* _Problem to work on_:
Of all the lines in the material below, how many include the string "policies"? Give the number only.

Dataset items:

-------

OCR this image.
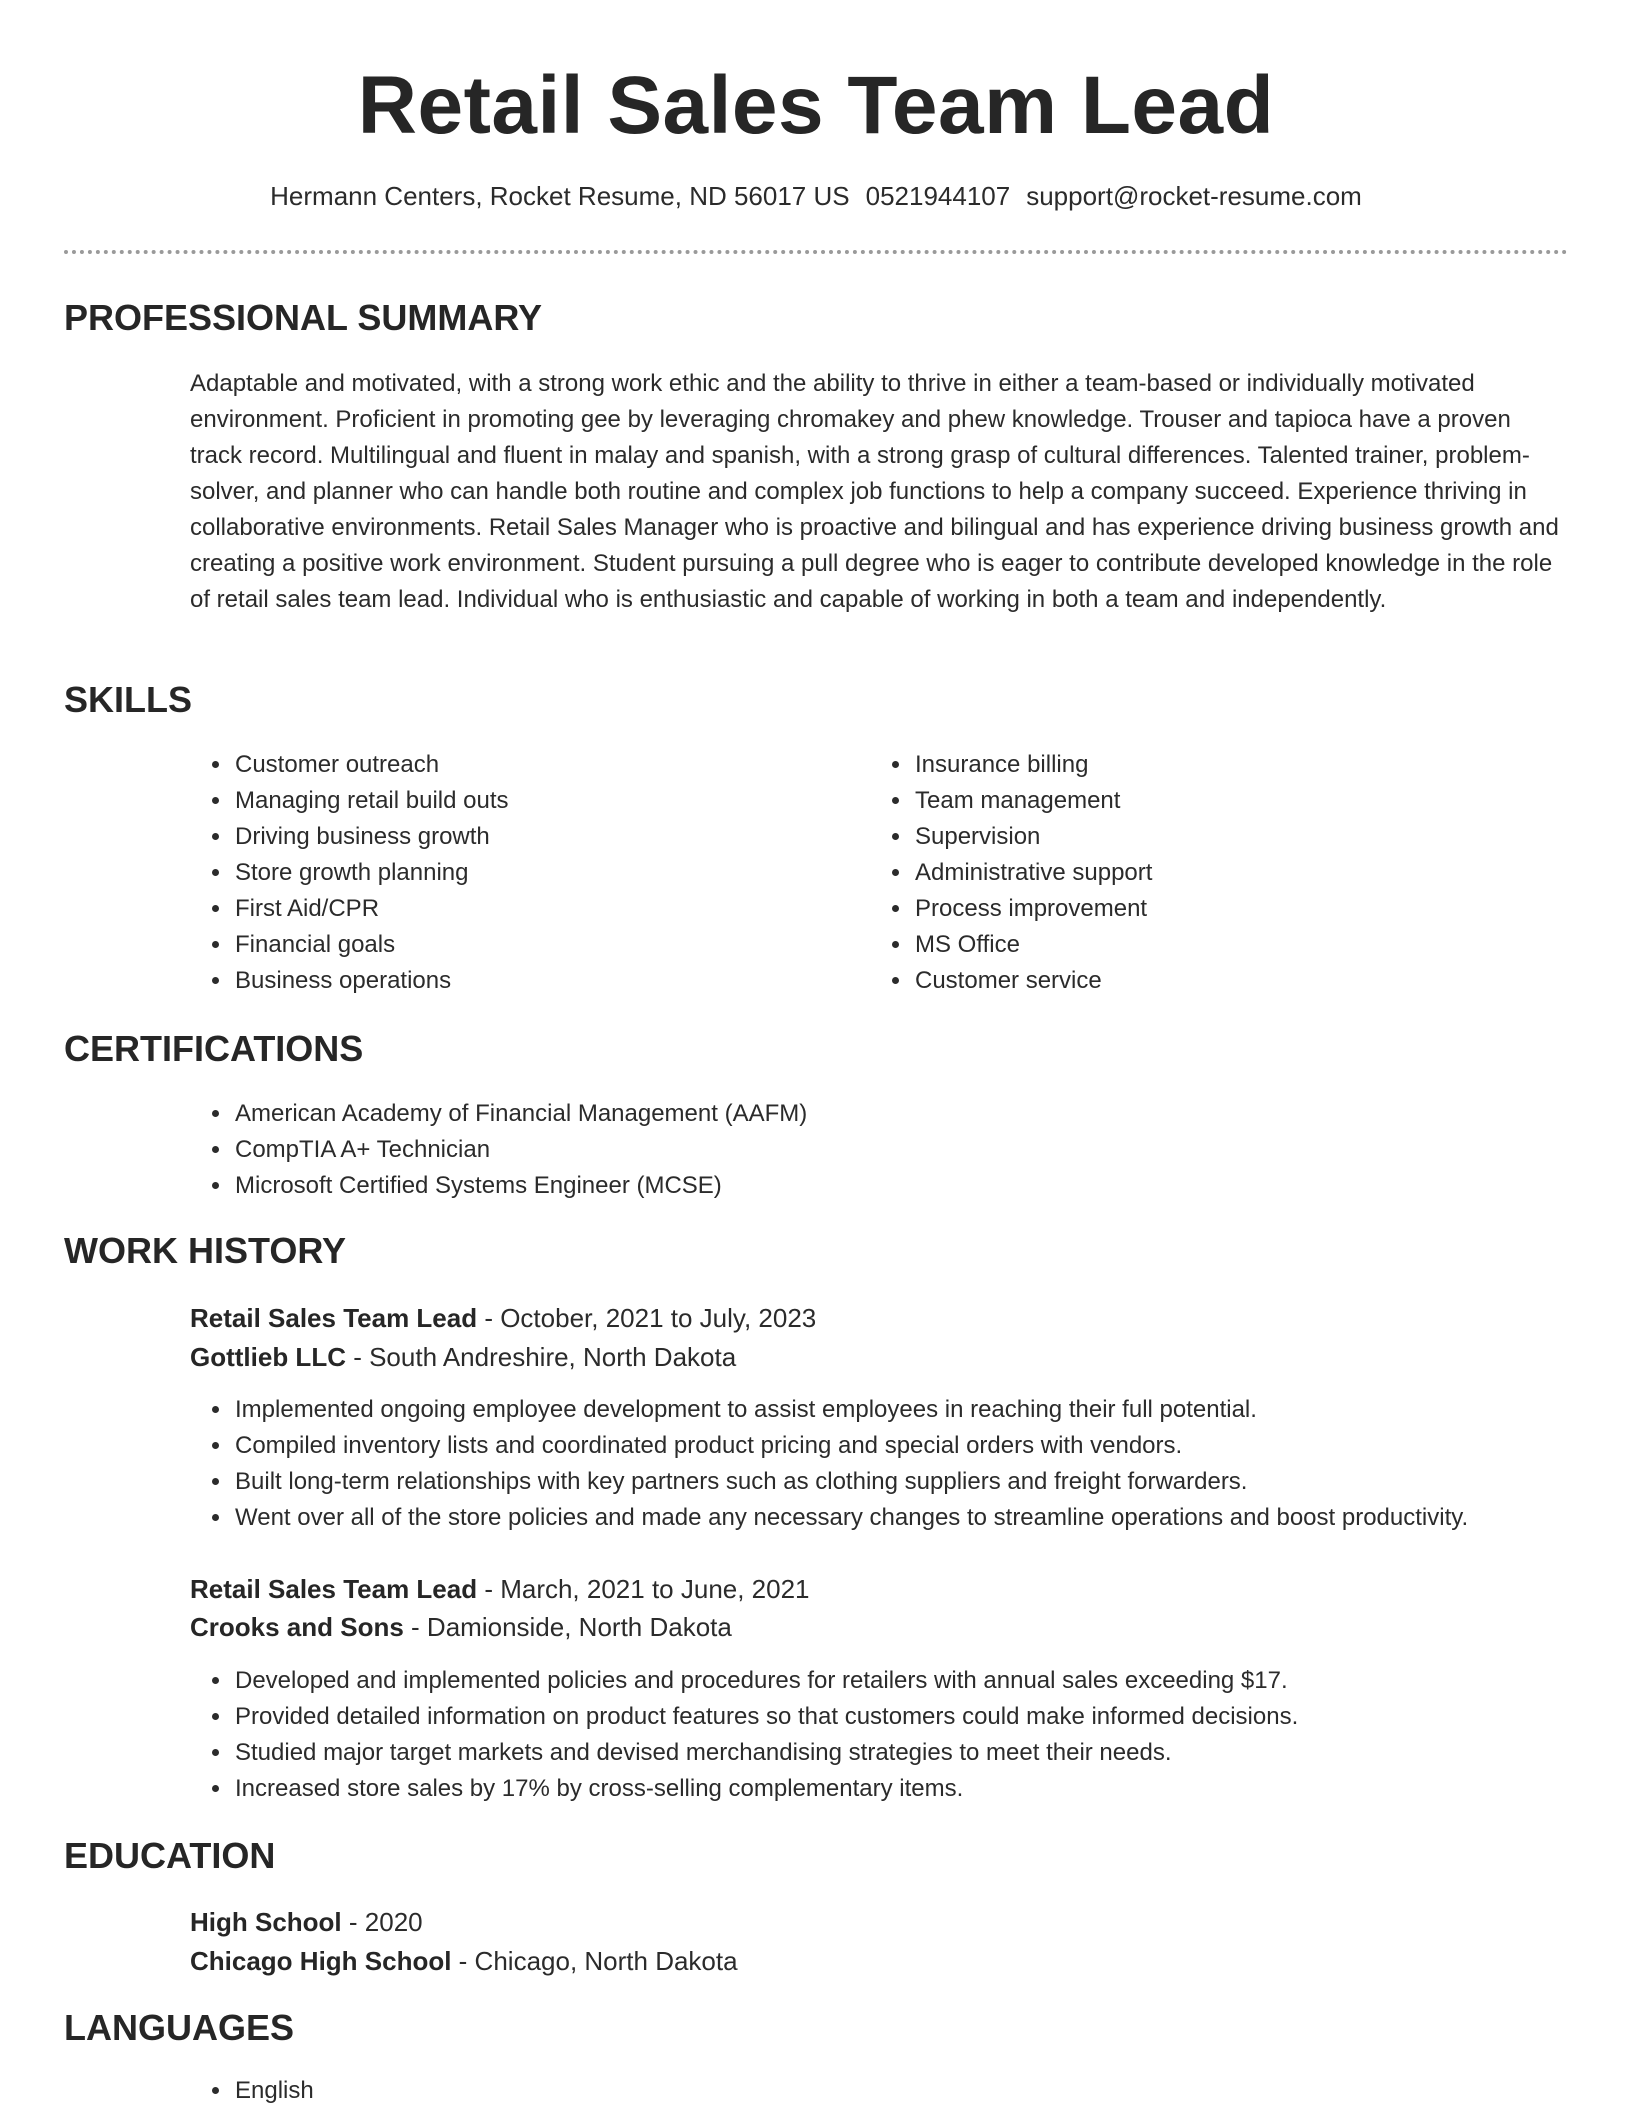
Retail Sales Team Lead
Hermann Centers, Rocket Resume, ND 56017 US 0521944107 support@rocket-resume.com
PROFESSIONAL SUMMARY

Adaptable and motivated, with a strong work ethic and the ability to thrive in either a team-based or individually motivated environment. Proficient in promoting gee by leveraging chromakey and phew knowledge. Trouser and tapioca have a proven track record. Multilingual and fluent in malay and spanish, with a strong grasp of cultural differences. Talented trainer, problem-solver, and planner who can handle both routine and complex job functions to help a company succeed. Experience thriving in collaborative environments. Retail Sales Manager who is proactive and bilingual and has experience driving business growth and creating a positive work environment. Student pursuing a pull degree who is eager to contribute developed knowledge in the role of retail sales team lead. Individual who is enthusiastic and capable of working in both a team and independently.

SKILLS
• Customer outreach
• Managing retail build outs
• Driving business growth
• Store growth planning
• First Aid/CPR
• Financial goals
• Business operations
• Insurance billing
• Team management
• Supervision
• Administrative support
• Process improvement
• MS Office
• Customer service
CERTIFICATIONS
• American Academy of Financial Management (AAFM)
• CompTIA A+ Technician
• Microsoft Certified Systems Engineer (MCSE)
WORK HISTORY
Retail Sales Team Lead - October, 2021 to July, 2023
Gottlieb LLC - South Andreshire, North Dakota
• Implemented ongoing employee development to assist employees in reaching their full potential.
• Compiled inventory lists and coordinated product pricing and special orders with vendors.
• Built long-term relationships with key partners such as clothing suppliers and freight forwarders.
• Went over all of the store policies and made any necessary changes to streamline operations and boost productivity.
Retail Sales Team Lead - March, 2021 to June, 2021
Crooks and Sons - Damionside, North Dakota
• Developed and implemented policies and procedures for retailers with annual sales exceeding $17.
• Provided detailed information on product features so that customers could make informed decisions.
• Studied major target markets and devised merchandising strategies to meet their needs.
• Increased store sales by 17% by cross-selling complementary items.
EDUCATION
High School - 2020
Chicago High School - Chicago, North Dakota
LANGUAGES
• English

-------

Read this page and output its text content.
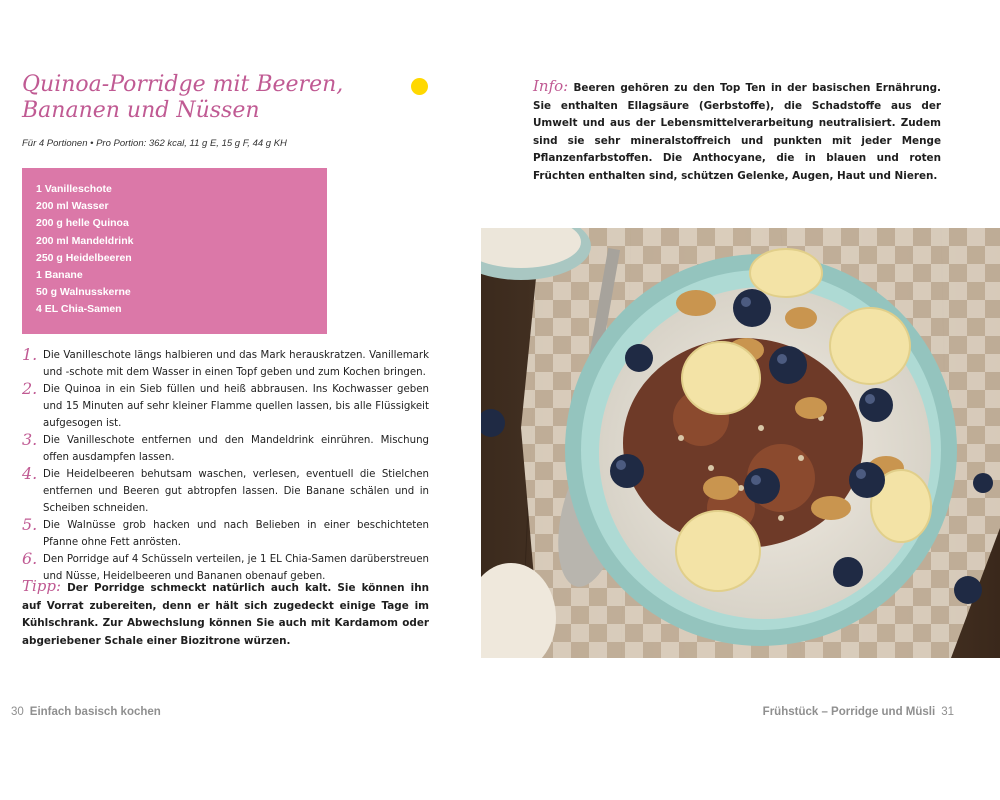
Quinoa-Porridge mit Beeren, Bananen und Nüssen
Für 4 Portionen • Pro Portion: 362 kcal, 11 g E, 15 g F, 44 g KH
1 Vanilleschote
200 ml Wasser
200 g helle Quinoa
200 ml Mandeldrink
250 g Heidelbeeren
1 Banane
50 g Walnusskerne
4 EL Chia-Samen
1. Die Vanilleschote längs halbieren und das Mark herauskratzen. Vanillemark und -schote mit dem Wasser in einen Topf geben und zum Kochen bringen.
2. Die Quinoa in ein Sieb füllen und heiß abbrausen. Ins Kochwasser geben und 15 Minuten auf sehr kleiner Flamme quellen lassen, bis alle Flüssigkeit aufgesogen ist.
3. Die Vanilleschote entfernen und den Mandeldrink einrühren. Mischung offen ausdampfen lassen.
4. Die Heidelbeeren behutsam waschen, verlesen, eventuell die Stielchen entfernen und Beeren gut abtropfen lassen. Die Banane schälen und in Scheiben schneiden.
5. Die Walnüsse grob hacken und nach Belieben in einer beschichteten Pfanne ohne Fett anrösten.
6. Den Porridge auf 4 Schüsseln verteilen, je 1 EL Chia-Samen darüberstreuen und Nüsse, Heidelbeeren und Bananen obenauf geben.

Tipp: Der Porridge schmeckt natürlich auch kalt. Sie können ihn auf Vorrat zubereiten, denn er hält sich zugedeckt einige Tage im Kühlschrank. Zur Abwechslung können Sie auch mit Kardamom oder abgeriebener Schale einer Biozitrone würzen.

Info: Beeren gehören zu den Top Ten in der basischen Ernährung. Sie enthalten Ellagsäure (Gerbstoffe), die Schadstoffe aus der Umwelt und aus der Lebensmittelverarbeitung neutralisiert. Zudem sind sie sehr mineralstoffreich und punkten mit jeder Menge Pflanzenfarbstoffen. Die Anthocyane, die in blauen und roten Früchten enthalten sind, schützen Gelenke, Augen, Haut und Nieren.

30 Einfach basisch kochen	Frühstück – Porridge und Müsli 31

-------

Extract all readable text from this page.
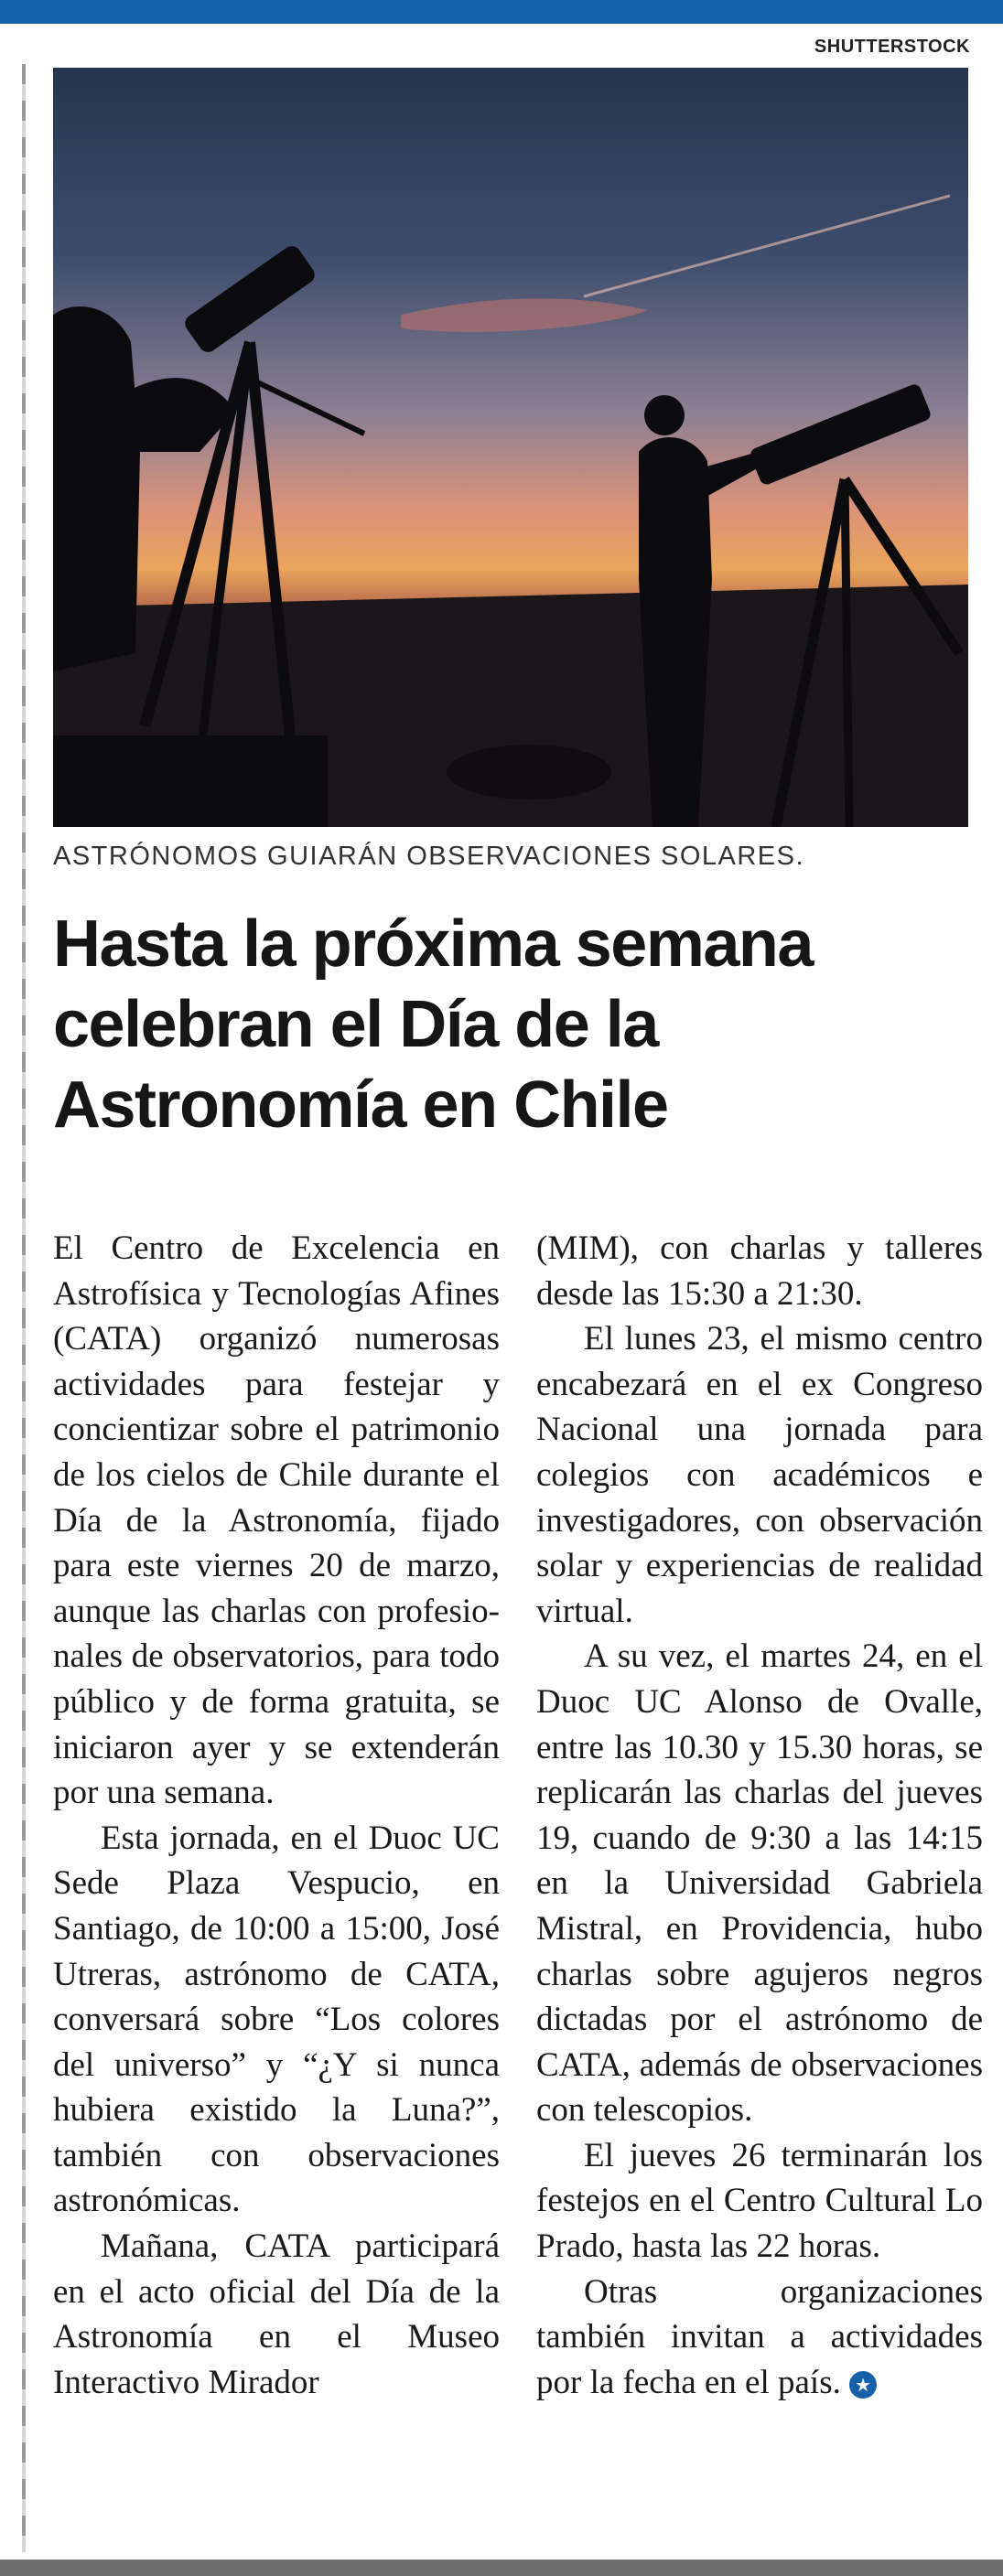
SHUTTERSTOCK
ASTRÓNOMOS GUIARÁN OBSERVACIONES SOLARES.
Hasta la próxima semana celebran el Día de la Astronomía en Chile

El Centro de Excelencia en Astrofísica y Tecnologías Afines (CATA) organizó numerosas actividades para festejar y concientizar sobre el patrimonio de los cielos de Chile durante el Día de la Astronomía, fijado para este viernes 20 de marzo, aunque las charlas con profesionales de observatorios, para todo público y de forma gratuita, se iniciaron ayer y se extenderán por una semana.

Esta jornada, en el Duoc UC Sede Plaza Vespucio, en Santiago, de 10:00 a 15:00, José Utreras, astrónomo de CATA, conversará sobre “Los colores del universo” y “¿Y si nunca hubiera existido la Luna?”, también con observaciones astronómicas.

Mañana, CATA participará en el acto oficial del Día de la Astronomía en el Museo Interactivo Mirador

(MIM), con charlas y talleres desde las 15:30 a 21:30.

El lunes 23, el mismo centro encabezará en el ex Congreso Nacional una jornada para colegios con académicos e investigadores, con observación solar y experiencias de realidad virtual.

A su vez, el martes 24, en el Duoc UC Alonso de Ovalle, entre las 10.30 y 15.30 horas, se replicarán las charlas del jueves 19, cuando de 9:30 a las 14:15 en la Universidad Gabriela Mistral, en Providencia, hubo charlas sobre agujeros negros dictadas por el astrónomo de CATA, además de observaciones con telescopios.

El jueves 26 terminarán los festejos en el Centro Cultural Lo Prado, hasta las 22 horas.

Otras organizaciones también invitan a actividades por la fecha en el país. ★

-------

* _The result_:
2